[Saved entries]
....
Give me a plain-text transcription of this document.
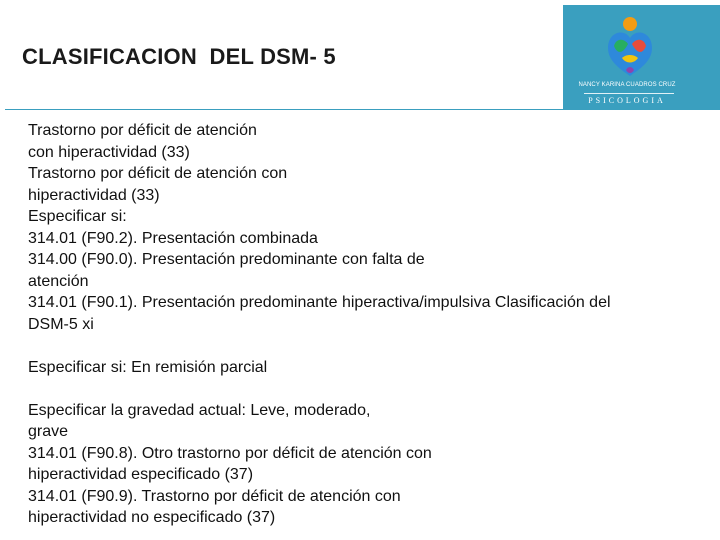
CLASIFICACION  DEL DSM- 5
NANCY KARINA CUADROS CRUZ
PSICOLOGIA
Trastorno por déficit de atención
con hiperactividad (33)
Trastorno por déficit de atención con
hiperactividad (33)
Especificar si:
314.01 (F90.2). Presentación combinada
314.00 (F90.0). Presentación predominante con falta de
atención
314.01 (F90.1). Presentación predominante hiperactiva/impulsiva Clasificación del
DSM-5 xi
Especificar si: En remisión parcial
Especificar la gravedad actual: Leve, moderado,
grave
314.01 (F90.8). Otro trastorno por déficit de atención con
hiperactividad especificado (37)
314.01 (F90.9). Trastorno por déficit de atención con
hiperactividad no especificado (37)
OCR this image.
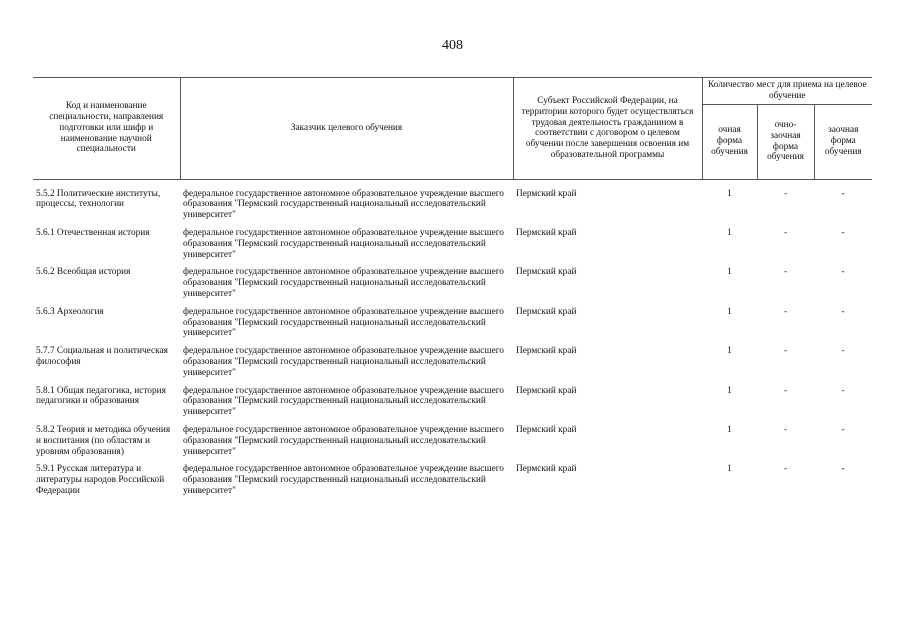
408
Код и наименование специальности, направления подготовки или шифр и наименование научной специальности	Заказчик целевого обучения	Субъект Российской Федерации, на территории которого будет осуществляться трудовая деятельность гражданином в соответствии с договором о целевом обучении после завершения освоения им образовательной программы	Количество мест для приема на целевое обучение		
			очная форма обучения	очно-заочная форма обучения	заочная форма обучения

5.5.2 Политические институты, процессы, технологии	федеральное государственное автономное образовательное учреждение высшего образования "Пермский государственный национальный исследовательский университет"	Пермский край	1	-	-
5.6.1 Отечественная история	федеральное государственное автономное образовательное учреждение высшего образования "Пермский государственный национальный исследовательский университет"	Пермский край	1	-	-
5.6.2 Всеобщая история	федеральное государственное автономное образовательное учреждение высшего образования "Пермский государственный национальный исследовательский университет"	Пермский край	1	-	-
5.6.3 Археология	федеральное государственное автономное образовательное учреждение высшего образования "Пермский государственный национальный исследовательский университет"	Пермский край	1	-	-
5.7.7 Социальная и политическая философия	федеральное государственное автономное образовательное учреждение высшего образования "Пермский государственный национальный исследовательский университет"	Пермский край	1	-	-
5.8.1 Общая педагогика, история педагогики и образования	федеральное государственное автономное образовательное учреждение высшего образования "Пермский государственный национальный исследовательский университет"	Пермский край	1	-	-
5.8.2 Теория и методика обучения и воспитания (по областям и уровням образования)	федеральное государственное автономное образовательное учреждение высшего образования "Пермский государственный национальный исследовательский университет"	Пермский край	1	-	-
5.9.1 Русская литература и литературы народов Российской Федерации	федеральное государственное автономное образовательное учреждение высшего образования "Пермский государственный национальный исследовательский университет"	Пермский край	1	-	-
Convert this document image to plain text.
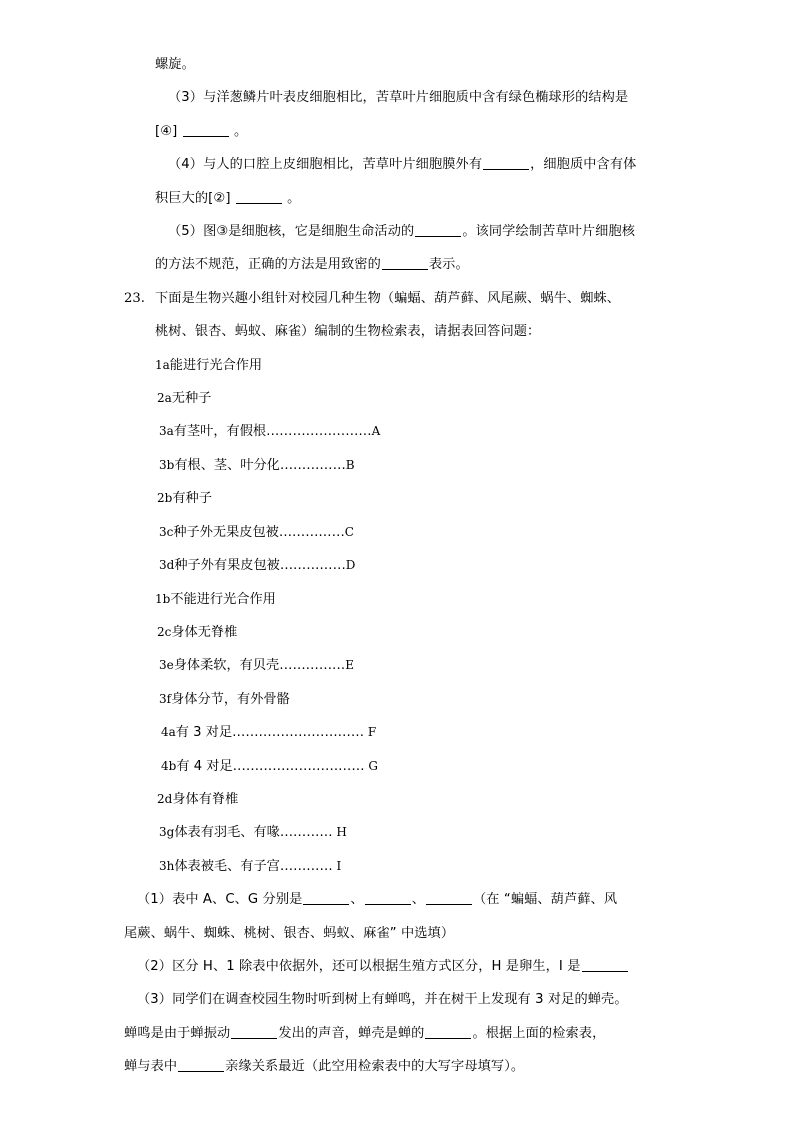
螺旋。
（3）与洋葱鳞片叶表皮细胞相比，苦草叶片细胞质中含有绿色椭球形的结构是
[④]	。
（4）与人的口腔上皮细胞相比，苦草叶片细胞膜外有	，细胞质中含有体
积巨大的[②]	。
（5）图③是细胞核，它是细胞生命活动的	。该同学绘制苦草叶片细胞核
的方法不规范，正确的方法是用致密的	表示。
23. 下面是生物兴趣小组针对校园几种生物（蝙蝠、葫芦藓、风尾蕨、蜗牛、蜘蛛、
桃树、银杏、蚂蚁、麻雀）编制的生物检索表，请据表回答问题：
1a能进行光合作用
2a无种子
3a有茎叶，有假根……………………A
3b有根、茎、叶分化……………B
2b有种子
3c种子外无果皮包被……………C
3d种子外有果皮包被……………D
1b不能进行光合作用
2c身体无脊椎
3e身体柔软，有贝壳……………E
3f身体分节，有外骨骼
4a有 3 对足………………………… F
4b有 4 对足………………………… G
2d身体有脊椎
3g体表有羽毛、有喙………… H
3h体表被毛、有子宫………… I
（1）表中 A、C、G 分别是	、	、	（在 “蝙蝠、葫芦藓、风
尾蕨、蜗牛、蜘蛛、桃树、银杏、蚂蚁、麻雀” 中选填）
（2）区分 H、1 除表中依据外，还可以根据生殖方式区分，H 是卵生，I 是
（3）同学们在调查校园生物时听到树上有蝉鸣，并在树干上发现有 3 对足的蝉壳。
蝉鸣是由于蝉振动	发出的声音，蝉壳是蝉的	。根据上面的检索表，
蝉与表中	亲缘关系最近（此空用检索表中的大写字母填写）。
....
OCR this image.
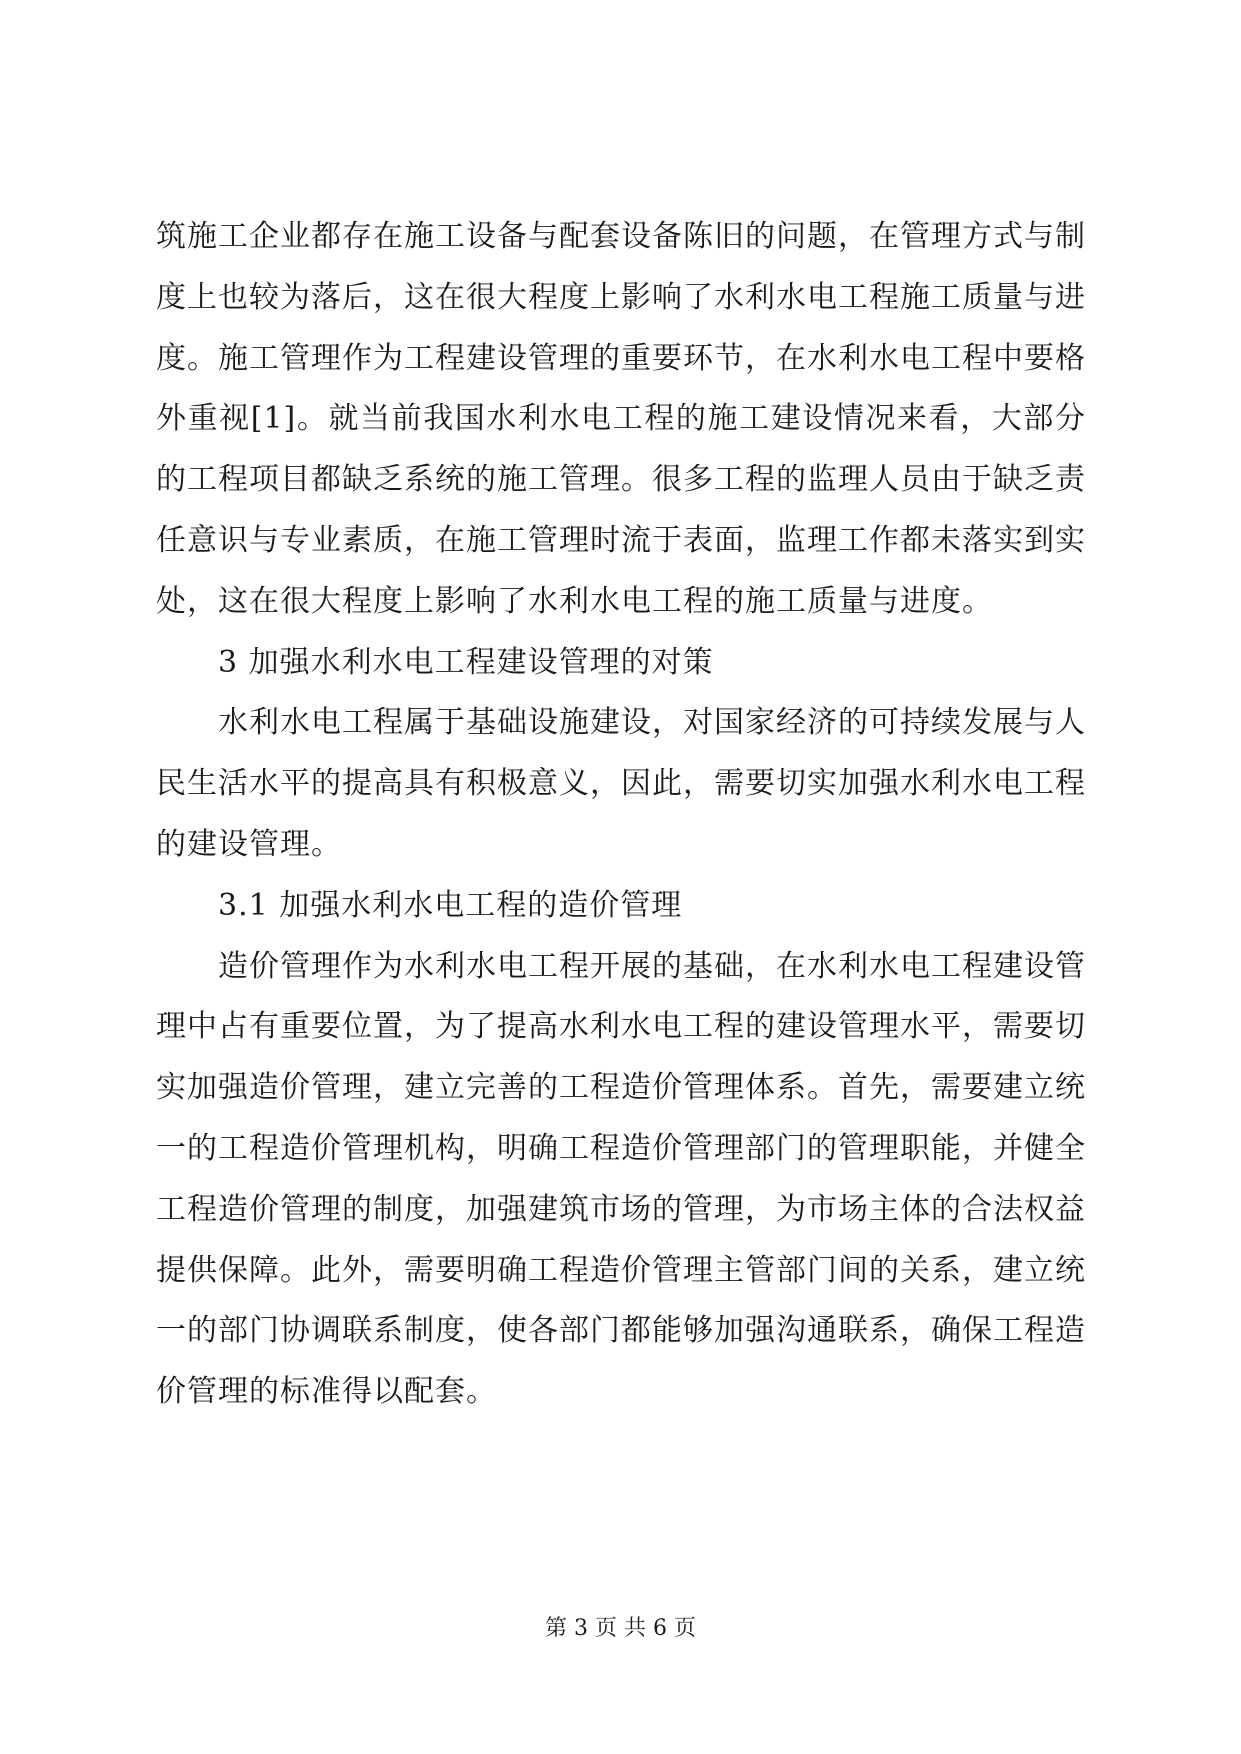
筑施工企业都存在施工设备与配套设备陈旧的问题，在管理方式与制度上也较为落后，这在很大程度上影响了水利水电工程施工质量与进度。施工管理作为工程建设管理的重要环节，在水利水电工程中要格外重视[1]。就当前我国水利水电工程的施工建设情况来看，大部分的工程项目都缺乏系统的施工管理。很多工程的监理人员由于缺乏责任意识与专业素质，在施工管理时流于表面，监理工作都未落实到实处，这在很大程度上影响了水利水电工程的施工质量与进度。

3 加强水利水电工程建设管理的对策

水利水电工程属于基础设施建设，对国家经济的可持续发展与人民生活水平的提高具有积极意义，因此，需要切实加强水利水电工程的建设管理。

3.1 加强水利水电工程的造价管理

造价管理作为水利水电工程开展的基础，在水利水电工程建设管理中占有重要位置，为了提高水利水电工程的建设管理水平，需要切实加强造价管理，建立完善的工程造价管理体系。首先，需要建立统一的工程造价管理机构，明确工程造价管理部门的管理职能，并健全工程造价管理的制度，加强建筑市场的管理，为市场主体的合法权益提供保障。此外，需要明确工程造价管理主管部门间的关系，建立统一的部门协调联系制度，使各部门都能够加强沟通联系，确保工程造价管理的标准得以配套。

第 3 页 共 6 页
....
Work required: Pull out all lines from the listing that contain the string "this".

Right answer:
Give me a plain-text transcription of this document.
OCR this image.
Convert this document image to plain text.
OCR this image.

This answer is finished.